▶ **Input data**:
-- BEGIN --
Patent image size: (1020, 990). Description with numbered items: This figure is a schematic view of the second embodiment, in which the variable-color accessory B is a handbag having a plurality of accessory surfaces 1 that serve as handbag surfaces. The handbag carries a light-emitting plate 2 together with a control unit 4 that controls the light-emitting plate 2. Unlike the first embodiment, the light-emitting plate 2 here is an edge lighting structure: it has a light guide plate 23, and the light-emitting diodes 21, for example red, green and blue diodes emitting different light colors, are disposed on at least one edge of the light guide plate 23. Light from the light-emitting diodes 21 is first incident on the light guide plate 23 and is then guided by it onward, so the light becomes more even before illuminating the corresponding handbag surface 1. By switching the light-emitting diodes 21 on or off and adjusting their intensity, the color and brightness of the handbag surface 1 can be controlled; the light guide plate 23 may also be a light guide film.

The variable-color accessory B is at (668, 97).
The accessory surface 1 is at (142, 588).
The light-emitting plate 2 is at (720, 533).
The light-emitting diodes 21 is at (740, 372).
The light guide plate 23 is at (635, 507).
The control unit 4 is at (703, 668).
-- END --
▶ **Exercise**:
Quote the listing above word for word, reproducing every line without alteration.

▶ **Answer for the task**:
Patent image size: (1020, 990). Description with numbered items: This figure is a schematic view of the second embodiment, in which the variable-color accessory B is a handbag having a plurality of accessory surfaces 1 that serve as handbag surfaces. The handbag carries a light-emitting plate 2 together with a control unit 4 that controls the light-emitting plate 2. Unlike the first embodiment, the light-emitting plate 2 here is an edge lighting structure: it has a light guide plate 23, and the light-emitting diodes 21, for example red, green and blue diodes emitting different light colors, are disposed on at least one edge of the light guide plate 23. Light from the light-emitting diodes 21 is first incident on the light guide plate 23 and is then guided by it onward, so the light becomes more even before illuminating the corresponding handbag surface 1. By switching the light-emitting diodes 21 on or off and adjusting their intensity, the color and brightness of the handbag surface 1 can be controlled; the light guide plate 23 may also be a light guide film.

The variable-color accessory B is at (668, 97).
The accessory surface 1 is at (142, 588).
The light-emitting plate 2 is at (720, 533).
The light-emitting diodes 21 is at (740, 372).
The light guide plate 23 is at (635, 507).
The control unit 4 is at (703, 668).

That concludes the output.